▶ Stated exercise
Within the data that follows, how many lines carry the string "INSTALLATION"? Give the number alone.

▶ Information given
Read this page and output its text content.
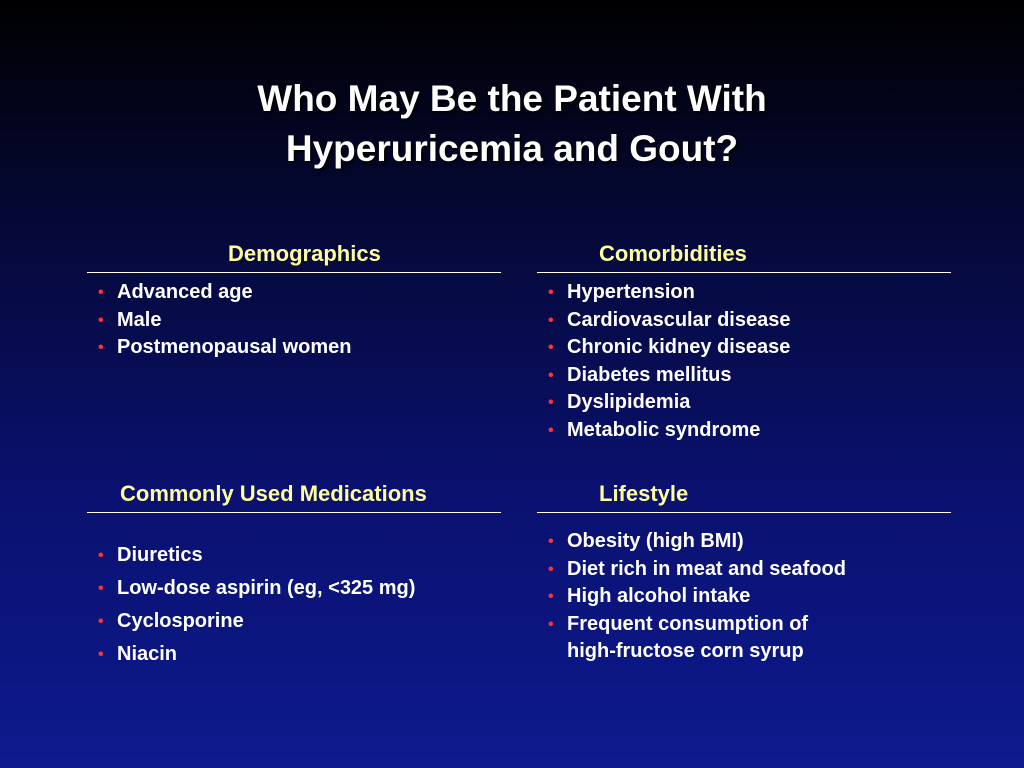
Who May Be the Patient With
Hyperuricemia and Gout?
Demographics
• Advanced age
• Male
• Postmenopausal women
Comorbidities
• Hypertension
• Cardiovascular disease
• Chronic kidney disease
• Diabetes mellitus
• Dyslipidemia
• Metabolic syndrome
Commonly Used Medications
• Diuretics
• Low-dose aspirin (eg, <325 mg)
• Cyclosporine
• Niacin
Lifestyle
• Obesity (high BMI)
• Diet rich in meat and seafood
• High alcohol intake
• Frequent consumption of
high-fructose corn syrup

--

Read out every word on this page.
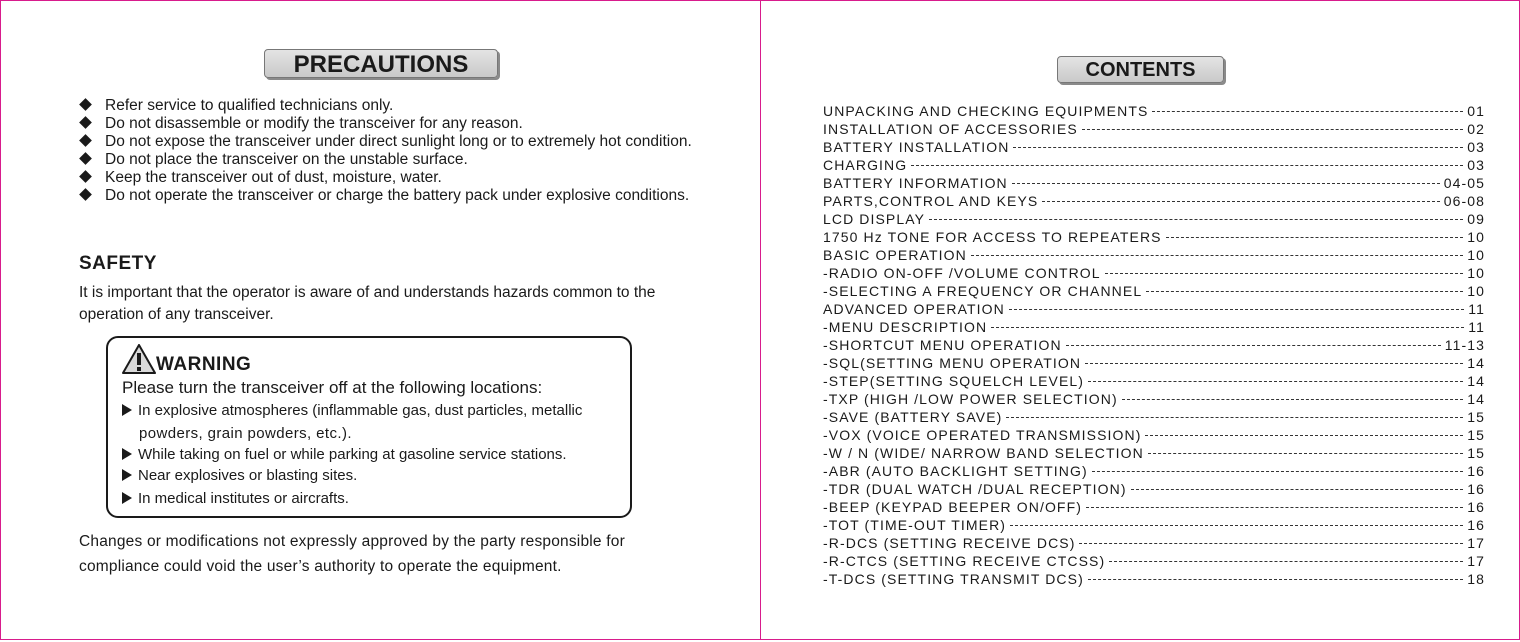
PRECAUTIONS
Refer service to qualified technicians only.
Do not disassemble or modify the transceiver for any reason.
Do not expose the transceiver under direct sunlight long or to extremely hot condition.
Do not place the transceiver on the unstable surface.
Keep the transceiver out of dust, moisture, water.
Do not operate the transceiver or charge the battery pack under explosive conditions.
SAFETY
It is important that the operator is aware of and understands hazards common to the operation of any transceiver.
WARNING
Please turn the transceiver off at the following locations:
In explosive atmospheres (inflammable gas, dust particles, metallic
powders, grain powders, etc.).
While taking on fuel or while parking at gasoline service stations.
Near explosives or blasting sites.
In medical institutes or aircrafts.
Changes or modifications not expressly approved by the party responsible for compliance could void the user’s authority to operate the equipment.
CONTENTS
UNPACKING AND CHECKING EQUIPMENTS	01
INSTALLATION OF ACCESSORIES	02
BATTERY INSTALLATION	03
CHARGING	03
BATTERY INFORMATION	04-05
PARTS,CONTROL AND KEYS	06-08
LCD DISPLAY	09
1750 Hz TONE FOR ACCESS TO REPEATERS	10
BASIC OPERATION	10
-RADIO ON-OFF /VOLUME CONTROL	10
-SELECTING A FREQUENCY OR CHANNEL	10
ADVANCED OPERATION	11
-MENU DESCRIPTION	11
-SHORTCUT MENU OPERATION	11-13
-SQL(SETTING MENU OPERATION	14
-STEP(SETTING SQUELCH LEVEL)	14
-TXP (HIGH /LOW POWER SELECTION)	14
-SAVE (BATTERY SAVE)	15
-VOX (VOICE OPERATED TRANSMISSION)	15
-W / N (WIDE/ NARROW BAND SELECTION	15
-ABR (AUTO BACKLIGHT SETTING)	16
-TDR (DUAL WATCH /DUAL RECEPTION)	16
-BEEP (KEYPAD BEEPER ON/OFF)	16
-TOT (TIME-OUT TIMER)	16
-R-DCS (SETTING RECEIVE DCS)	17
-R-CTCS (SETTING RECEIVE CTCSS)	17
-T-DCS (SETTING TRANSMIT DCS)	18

▶ Full answer
2